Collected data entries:
------------------------------------------------------------

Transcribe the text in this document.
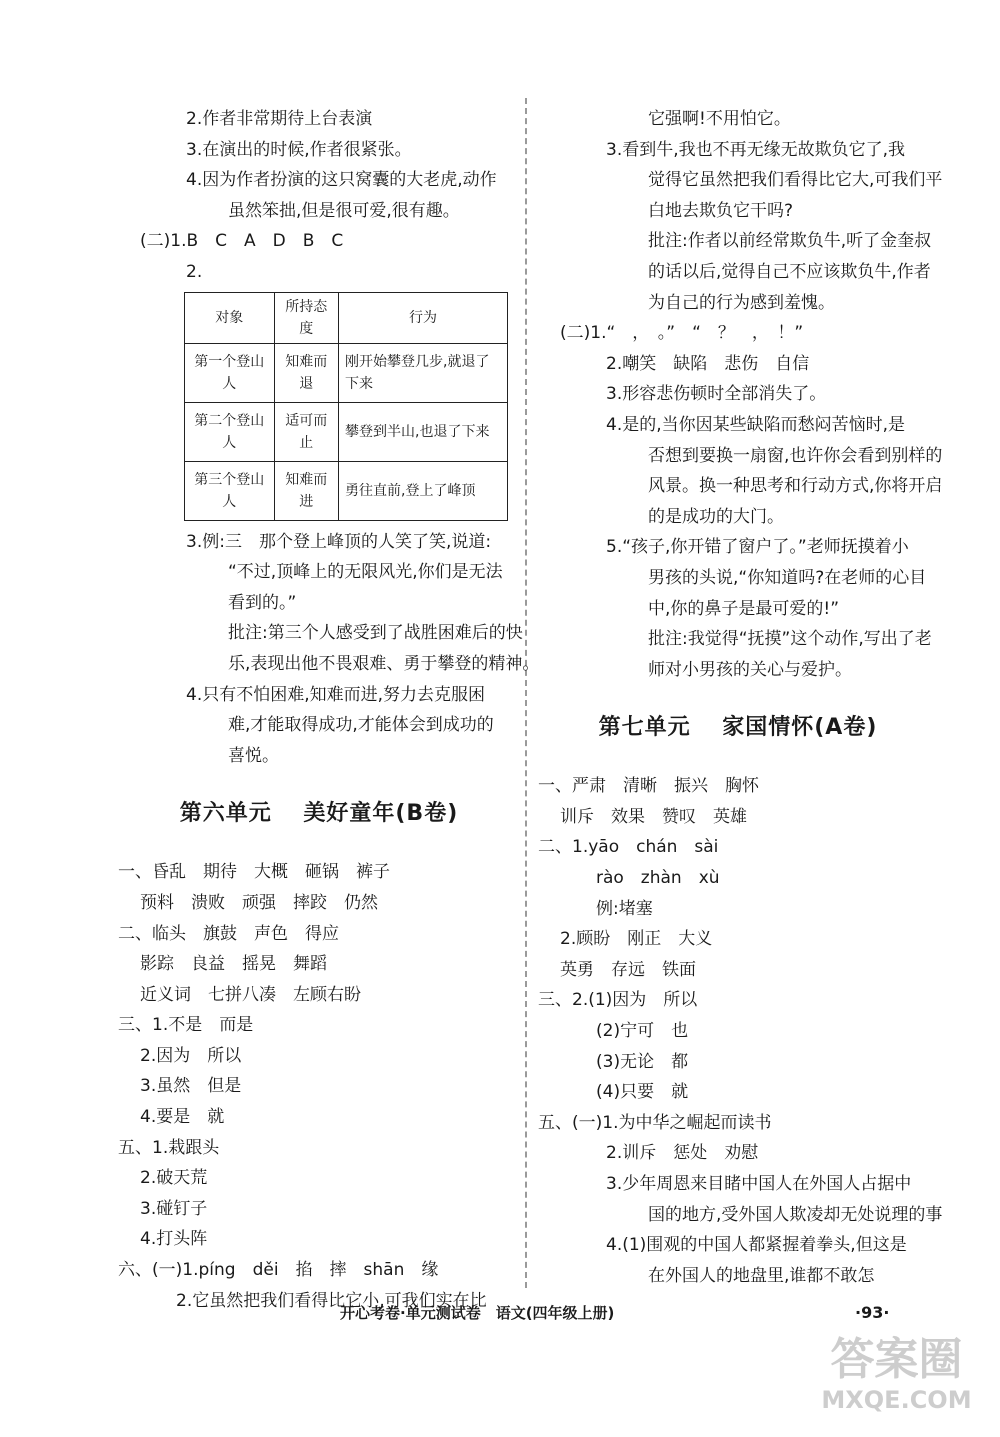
2.作者非常期待上台表演
3.在演出的时候,作者很紧张。
4.因为作者扮演的这只窝囊的大老虎,动作
虽然笨拙,但是很可爱,很有趣。
(二)1.B　C　A　D　B　C
2.
对象	所持态度	行为
第一个登山人	知难而退	刚开始攀登几步,就退了下来
第二个登山人	适可而止	攀登到半山,也退了下来
第三个登山人	知难而进	勇往直前,登上了峰顶
3.例:三　那个登上峰顶的人笑了笑,说道:
“不过,顶峰上的无限风光,你们是无法
看到的。”
批注:第三个人感受到了战胜困难后的快
乐,表现出他不畏艰难、勇于攀登的精神。
4.只有不怕困难,知难而进,努力去克服困
难,才能取得成功,才能体会到成功的
喜悦。
第六单元　 美好童年(B卷)
一、昏乱　期待　大概　砸锅　裤子
预料　溃败　顽强　摔跤　仍然
二、临头　旗鼓　声色　得应
影踪　良益　摇晃　舞蹈
近义词　七拼八凑　左顾右盼
三、1.不是　而是
2.因为　所以
3.虽然　但是
4.要是　就
五、1.栽跟头
2.破天荒
3.碰钉子
4.打头阵
六、(一)1.píng　děi　掐　摔　shān　缘
2.它虽然把我们看得比它小,可我们实在比
它强啊!不用怕它。
3.看到牛,我也不再无缘无故欺负它了,我
觉得它虽然把我们看得比它大,可我们平
白地去欺负它干吗?
批注:作者以前经常欺负牛,听了金奎叔
的话以后,觉得自己不应该欺负牛,作者
为自己的行为感到羞愧。
(二)1.“　，　。”　“　？　，　！”
2.嘲笑　缺陷　悲伤　自信
3.形容悲伤顿时全部消失了。
4.是的,当你因某些缺陷而愁闷苦恼时,是
否想到要换一扇窗,也许你会看到别样的
风景。换一种思考和行动方式,你将开启
的是成功的大门。
5.“孩子,你开错了窗户了。”老师抚摸着小
男孩的头说,“你知道吗?在老师的心目
中,你的鼻子是最可爱的!”
批注:我觉得“抚摸”这个动作,写出了老
师对小男孩的关心与爱护。
第七单元　 家国情怀(A卷)
一、严肃　清晰　振兴　胸怀
训斥　效果　赞叹　英雄
二、1.yāo　chán　sài
rào　zhàn　xù
例:堵塞
2.顾盼　刚正　大义
英勇　存远　铁面
三、2.(1)因为　所以
(2)宁可　也
(3)无论　都
(4)只要　就
五、(一)1.为中华之崛起而读书
2.训斥　惩处　劝慰
3.少年周恩来目睹中国人在外国人占据中
国的地方,受外国人欺凌却无处说理的事
4.(1)围观的中国人都紧握着拳头,但这是
在外国人的地盘里,谁都不敢怎
开心考卷·单元测试卷　语文(四年级上册)	·93·
答案圈
MXQE.COM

------------------------------------------------------------

Required task — The data above needs to be retyped exactly, with the images left out.

Result for this exercise —
Transcribe the text in this document.
2.作者非常期待上台表演
3.在演出的时候,作者很紧张。
4.因为作者扮演的这只窝囊的大老虎,动作
虽然笨拙,但是很可爱,很有趣。
(二)1.B　C　A　D　B　C
2.
对象	所持态度	行为
第一个登山人	知难而退	刚开始攀登几步,就退了下来
第二个登山人	适可而止	攀登到半山,也退了下来
第三个登山人	知难而进	勇往直前,登上了峰顶
3.例:三　那个登上峰顶的人笑了笑,说道:
“不过,顶峰上的无限风光,你们是无法
看到的。”
批注:第三个人感受到了战胜困难后的快
乐,表现出他不畏艰难、勇于攀登的精神。
4.只有不怕困难,知难而进,努力去克服困
难,才能取得成功,才能体会到成功的
喜悦。
第六单元　 美好童年(B卷)
一、昏乱　期待　大概　砸锅　裤子
预料　溃败　顽强　摔跤　仍然
二、临头　旗鼓　声色　得应
影踪　良益　摇晃　舞蹈
近义词　七拼八凑　左顾右盼
三、1.不是　而是
2.因为　所以
3.虽然　但是
4.要是　就
五、1.栽跟头
2.破天荒
3.碰钉子
4.打头阵
六、(一)1.píng　děi　掐　摔　shān　缘
2.它虽然把我们看得比它小,可我们实在比
它强啊!不用怕它。
3.看到牛,我也不再无缘无故欺负它了,我
觉得它虽然把我们看得比它大,可我们平
白地去欺负它干吗?
批注:作者以前经常欺负牛,听了金奎叔
的话以后,觉得自己不应该欺负牛,作者
为自己的行为感到羞愧。
(二)1.“　，　。”　“　？　，　！”
2.嘲笑　缺陷　悲伤　自信
3.形容悲伤顿时全部消失了。
4.是的,当你因某些缺陷而愁闷苦恼时,是
否想到要换一扇窗,也许你会看到别样的
风景。换一种思考和行动方式,你将开启
的是成功的大门。
5.“孩子,你开错了窗户了。”老师抚摸着小
男孩的头说,“你知道吗?在老师的心目
中,你的鼻子是最可爱的!”
批注:我觉得“抚摸”这个动作,写出了老
师对小男孩的关心与爱护。
第七单元　 家国情怀(A卷)
一、严肃　清晰　振兴　胸怀
训斥　效果　赞叹　英雄
二、1.yāo　chán　sài
rào　zhàn　xù
例:堵塞
2.顾盼　刚正　大义
英勇　存远　铁面
三、2.(1)因为　所以
(2)宁可　也
(3)无论　都
(4)只要　就
五、(一)1.为中华之崛起而读书
2.训斥　惩处　劝慰
3.少年周恩来目睹中国人在外国人占据中
国的地方,受外国人欺凌却无处说理的事
4.(1)围观的中国人都紧握着拳头,但这是
在外国人的地盘里,谁都不敢怎
开心考卷·单元测试卷　语文(四年级上册)	·93·
答案圈
MXQE.COM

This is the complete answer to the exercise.